── Record set ──

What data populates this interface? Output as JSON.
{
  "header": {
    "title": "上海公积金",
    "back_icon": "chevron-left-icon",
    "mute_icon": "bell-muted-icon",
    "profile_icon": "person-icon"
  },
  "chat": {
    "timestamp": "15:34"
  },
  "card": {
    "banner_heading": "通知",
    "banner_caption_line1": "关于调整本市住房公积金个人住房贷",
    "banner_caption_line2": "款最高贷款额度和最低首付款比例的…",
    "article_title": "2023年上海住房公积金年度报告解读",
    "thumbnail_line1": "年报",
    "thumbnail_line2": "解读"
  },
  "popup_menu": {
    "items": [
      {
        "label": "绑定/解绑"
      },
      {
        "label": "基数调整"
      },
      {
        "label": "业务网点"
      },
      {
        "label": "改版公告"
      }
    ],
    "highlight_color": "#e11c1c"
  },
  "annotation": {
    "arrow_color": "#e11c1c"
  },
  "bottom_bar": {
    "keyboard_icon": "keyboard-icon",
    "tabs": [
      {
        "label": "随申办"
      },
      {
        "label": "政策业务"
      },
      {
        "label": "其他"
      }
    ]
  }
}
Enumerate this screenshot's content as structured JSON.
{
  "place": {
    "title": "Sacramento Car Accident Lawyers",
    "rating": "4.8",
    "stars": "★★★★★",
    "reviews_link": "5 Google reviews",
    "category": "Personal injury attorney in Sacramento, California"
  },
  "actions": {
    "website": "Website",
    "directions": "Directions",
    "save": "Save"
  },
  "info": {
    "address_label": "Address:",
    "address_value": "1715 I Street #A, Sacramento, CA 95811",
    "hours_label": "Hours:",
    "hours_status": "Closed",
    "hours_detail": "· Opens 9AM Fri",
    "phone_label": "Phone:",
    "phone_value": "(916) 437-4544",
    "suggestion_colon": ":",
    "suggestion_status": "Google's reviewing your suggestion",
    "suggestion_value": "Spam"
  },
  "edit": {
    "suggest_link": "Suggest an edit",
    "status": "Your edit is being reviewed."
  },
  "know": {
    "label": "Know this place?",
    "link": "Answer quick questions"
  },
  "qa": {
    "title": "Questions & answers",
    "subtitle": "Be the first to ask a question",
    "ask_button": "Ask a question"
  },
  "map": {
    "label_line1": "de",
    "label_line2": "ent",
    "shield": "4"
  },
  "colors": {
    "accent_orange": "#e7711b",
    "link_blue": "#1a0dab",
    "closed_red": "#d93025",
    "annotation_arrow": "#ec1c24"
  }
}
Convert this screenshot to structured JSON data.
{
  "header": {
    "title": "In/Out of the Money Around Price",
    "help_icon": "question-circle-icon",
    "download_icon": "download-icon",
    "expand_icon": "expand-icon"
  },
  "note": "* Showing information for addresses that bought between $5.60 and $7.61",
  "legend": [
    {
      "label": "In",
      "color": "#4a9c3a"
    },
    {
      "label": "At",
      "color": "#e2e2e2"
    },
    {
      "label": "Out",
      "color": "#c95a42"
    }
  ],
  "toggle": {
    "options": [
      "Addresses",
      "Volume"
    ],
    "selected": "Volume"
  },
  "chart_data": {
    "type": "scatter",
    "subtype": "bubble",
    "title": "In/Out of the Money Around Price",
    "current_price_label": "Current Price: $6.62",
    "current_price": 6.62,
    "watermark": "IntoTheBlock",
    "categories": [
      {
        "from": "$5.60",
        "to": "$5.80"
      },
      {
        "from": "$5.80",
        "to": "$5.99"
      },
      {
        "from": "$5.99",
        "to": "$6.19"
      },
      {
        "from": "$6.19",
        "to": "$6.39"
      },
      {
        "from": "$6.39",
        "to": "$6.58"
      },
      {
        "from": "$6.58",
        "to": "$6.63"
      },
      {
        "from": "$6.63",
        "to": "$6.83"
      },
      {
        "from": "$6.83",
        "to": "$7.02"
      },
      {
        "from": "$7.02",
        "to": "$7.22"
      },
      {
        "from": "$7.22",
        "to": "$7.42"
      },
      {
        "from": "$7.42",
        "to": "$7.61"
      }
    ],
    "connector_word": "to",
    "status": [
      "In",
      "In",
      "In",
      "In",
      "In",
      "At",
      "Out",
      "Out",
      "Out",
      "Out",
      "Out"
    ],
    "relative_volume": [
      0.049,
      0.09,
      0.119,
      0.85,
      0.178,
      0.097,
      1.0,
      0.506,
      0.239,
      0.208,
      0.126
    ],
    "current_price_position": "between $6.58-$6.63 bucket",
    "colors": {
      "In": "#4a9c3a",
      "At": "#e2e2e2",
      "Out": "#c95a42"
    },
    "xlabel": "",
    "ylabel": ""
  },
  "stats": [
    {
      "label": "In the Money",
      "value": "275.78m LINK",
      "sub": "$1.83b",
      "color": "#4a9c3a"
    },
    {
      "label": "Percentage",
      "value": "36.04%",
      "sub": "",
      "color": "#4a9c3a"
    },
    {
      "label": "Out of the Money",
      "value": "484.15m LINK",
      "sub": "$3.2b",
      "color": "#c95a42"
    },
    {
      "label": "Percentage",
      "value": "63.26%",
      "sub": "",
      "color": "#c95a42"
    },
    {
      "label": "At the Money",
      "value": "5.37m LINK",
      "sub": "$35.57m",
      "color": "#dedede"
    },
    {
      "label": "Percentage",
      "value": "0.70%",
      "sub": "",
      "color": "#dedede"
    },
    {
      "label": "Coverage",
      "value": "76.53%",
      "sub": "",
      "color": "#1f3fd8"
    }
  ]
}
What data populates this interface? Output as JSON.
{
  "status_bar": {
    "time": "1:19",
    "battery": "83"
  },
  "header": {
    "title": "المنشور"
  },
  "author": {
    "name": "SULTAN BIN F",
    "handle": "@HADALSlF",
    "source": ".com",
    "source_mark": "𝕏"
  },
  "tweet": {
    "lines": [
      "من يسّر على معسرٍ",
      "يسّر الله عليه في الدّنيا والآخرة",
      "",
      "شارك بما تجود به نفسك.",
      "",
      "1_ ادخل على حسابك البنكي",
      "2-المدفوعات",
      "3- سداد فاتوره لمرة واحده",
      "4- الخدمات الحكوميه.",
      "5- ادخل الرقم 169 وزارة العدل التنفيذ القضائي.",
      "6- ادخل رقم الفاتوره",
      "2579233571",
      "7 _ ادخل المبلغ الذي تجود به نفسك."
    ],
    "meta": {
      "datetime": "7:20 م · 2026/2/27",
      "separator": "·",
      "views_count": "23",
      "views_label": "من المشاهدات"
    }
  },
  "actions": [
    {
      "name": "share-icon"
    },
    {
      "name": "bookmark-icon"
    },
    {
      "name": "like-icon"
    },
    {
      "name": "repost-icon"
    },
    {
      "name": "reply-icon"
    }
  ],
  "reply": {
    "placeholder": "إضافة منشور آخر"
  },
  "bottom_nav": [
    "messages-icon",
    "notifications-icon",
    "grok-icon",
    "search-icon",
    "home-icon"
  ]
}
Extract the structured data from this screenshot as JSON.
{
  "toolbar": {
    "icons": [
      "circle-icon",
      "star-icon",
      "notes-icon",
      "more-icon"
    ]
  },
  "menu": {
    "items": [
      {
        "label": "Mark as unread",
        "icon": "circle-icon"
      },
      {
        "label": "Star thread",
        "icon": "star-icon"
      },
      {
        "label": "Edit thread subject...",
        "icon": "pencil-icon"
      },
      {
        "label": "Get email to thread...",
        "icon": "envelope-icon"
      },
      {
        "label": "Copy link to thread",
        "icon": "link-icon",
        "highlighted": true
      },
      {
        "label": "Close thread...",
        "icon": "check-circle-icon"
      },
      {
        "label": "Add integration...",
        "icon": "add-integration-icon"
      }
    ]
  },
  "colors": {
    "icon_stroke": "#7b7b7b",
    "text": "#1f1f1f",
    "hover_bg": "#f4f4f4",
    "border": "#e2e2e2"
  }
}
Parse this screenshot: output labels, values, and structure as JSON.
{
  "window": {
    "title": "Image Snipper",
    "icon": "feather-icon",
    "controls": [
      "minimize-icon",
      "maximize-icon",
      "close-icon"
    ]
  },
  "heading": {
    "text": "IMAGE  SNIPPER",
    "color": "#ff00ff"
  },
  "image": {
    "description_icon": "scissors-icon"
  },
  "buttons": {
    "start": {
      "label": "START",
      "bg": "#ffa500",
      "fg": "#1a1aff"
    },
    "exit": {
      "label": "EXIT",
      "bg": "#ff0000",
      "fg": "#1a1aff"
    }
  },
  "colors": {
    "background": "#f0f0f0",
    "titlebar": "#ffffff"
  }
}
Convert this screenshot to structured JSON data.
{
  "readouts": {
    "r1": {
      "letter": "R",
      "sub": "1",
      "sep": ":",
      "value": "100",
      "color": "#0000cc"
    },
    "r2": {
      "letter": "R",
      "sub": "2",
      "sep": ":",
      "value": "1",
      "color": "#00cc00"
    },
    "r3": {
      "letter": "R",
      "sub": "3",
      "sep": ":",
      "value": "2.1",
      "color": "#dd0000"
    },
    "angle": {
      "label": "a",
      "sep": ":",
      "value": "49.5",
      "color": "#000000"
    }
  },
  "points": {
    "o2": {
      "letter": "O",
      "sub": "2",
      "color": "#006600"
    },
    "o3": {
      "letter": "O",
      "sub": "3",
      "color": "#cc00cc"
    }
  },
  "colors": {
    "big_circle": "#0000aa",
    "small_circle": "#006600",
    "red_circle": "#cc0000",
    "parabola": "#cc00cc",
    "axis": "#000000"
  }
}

───

§ **Problem description**: Each line in the material either holds the string "تجود" or does not. State how many do, and nothing else.

§ **Result**: 2